**OBJECTIVE:**
Gather every line below that contains the string "heading" and copy each one out. Case counts.

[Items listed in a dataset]

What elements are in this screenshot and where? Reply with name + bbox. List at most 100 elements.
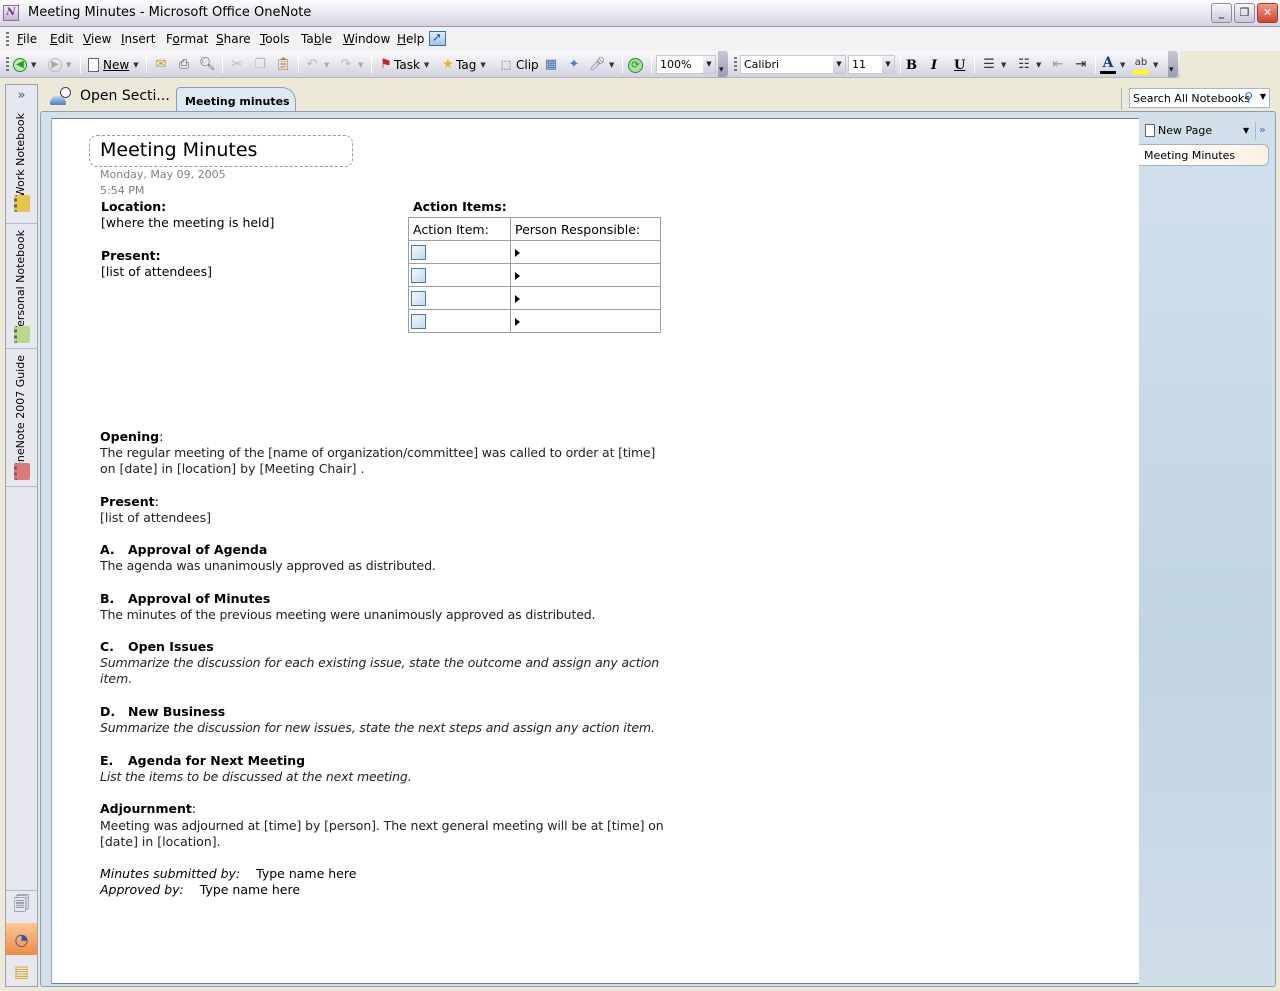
forward-button[interactable]: ▶ ▼ <box>48 56 71 74</box>
section-heading[interactable]: D. New Business <box>100 704 225 720</box>
menu-file[interactable]: File <box>17 32 37 46</box>
decrease-indent-button[interactable]: ⇤ <box>1050 56 1066 74</box>
section-text[interactable]: Summarize the discussion for each existi… <box>100 655 659 671</box>
minutes-submitted-line[interactable]: Minutes submitted by: Type name here <box>100 866 356 882</box>
action-items-table[interactable]: Action Item: Person Responsible: <box>408 217 661 333</box>
unfiled-notes-button[interactable]: 🗐︎ <box>6 890 37 922</box>
todo-checkbox[interactable] <box>411 291 426 306</box>
present2-value[interactable]: [list of attendees] <box>100 510 211 526</box>
action-item-cell[interactable] <box>408 286 511 310</box>
section-heading[interactable]: E. Agenda for Next Meeting <box>100 753 305 769</box>
present-heading-2[interactable]: Present: <box>100 494 159 510</box>
restore-button[interactable]: ❐ <box>1234 3 1255 23</box>
person-responsible-cell[interactable] <box>510 263 661 287</box>
approved-by-line[interactable]: Approved by: Type name here <box>100 882 300 898</box>
close-button[interactable]: ✕ <box>1257 3 1278 23</box>
open-sections-button[interactable]: ◔ <box>6 923 37 955</box>
section-heading[interactable]: B. Approval of Minutes <box>100 591 270 607</box>
expand-navigation-button[interactable]: » <box>6 85 37 107</box>
column-header[interactable]: Person Responsible: <box>510 217 661 241</box>
adjournment-text-line-1[interactable]: Meeting was adjourned at [time] by [pers… <box>100 818 664 834</box>
note-page[interactable]: Meeting Minutes Monday, May 09, 2005 5:5… <box>51 118 1140 984</box>
page-title[interactable]: Meeting Minutes <box>100 139 257 161</box>
page-tab-meeting-minutes[interactable]: Meeting Minutes <box>1139 144 1269 166</box>
help-link-icon[interactable] <box>429 30 446 46</box>
location-label[interactable]: Location: <box>101 199 166 215</box>
italic-button[interactable]: I <box>931 56 937 74</box>
tab-meeting-minutes[interactable]: Meeting minutes <box>176 87 296 112</box>
task-button[interactable]: ⚑ Task ▼ <box>378 56 429 74</box>
opening-heading[interactable]: Opening: <box>100 429 163 445</box>
font-name-select[interactable]: Calibri ▼ <box>740 55 846 74</box>
new-button[interactable]: New ▼ <box>88 56 139 74</box>
menu-view[interactable]: View <box>83 32 111 46</box>
person-responsible-cell[interactable] <box>510 309 661 333</box>
clip-button[interactable]: ⬚ Clip <box>498 56 539 74</box>
location-value[interactable]: [where the meeting is held] <box>101 215 274 231</box>
cut-button[interactable]: ✂ <box>229 56 245 74</box>
menu-tools[interactable]: Tools <box>260 32 290 46</box>
adjournment-heading[interactable]: Adjournment: <box>100 801 196 817</box>
column-header[interactable]: Action Item: <box>408 217 511 241</box>
onenote-app-icon[interactable]: N <box>3 5 19 21</box>
minimize-button[interactable]: _ <box>1211 3 1232 23</box>
back-button[interactable]: ◀ ▼ <box>13 56 36 74</box>
highlight-button[interactable]: ab ▼ <box>1133 56 1158 74</box>
menu-table[interactable]: Table <box>301 32 332 46</box>
menu-insert[interactable]: Insert <box>121 32 155 46</box>
person-responsible-cell[interactable] <box>510 240 661 264</box>
todo-checkbox[interactable] <box>411 314 426 329</box>
numbering-button[interactable]: ☷ ▼ <box>1016 56 1041 74</box>
search-scope-dropdown-icon[interactable]: ▼ <box>1260 92 1266 101</box>
email-button[interactable]: ✉ <box>153 56 169 74</box>
notebook-personal[interactable]: Personal Notebook <box>6 224 37 349</box>
menu-format[interactable]: Format <box>166 32 208 46</box>
formatting-toolbar-options-button[interactable] <box>1168 51 1178 77</box>
present-value[interactable]: [list of attendees] <box>101 264 212 280</box>
toolbar-grip[interactable] <box>6 57 9 71</box>
font-color-button[interactable]: A ▼ <box>1100 56 1125 74</box>
section-text[interactable]: The minutes of the previous meeting were… <box>100 607 596 623</box>
new-page-button[interactable]: New Page <box>1145 124 1212 137</box>
sync-button[interactable]: ⟳ <box>628 56 643 74</box>
insert-table-button[interactable]: ▦ <box>543 56 559 74</box>
adjournment-text-line-2[interactable]: [date] in [location]. <box>100 834 221 850</box>
font-name-dropdown-icon[interactable]: ▼ <box>833 56 845 73</box>
action-items-heading[interactable]: Action Items: <box>413 199 507 215</box>
search-icon[interactable]: ⚲ <box>1244 90 1253 104</box>
menu-edit[interactable]: Edit <box>50 32 73 46</box>
menu-share[interactable]: Share <box>216 32 251 46</box>
copy-button[interactable]: ❐ <box>252 56 268 74</box>
section-text[interactable]: Summarize the discussion for new issues,… <box>100 720 655 736</box>
approved-value[interactable]: Type name here <box>200 882 300 897</box>
print-preview-button[interactable]: 🔍︎ <box>199 56 216 74</box>
section-heading[interactable]: C. Open Issues <box>100 639 214 655</box>
action-item-cell[interactable] <box>408 240 511 264</box>
all-notebooks-button[interactable]: ▤ <box>6 955 37 987</box>
paste-button[interactable]: 📋︎ <box>275 56 292 74</box>
tag-button[interactable]: ★ Tag ▼ <box>440 56 486 74</box>
redo-button[interactable]: ↷ ▼ <box>338 56 364 74</box>
research-button[interactable]: ✦ <box>566 56 582 74</box>
bold-button[interactable]: B <box>906 56 917 74</box>
section-heading[interactable]: A. Approval of Agenda <box>100 542 267 558</box>
font-size-select[interactable]: 11 ▼ <box>848 55 895 74</box>
print-button[interactable]: ⎙ <box>176 56 192 74</box>
formatting-toolbar-grip[interactable] <box>734 57 737 71</box>
font-size-dropdown-icon[interactable]: ▼ <box>882 56 894 73</box>
increase-indent-button[interactable]: ⇥ <box>1073 56 1089 74</box>
menu-window[interactable]: Window <box>343 32 390 46</box>
menu-grip[interactable] <box>6 32 9 46</box>
underline-button[interactable]: U <box>954 56 965 74</box>
action-item-cell[interactable] <box>408 263 511 287</box>
opening-text-line-1[interactable]: The regular meeting of the [name of orga… <box>100 445 655 461</box>
submitted-value[interactable]: Type name here <box>256 866 356 881</box>
section-text[interactable]: List the items to be discussed at the ne… <box>100 769 412 785</box>
opening-text-line-2[interactable]: on [date] in [location] by [Meeting Chai… <box>100 461 364 477</box>
zoom-select[interactable]: 100% ▼ <box>656 55 716 74</box>
section-text[interactable]: item. <box>100 671 132 687</box>
todo-checkbox[interactable] <box>411 245 426 260</box>
bullets-button[interactable]: ☰ ▼ <box>981 56 1006 74</box>
todo-checkbox[interactable] <box>411 268 426 283</box>
audio-record-button[interactable]: 🎤︎ ▼ <box>589 56 614 74</box>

**SOLUTION TO THIS EXERCISE:**
section-heading[interactable]: D. New Business <box>100 704 225 720</box>
section-heading[interactable]: E. Agenda for Next Meeting <box>100 753 305 769</box>
present-heading-2[interactable]: Present: <box>100 494 159 510</box>
section-heading[interactable]: B. Approval of Minutes <box>100 591 270 607</box>
opening-heading[interactable]: Opening: <box>100 429 163 445</box>
adjournment-heading[interactable]: Adjournment: <box>100 801 196 817</box>
action-items-heading[interactable]: Action Items: <box>413 199 507 215</box>
section-heading[interactable]: C. Open Issues <box>100 639 214 655</box>
section-heading[interactable]: A. Approval of Agenda <box>100 542 267 558</box>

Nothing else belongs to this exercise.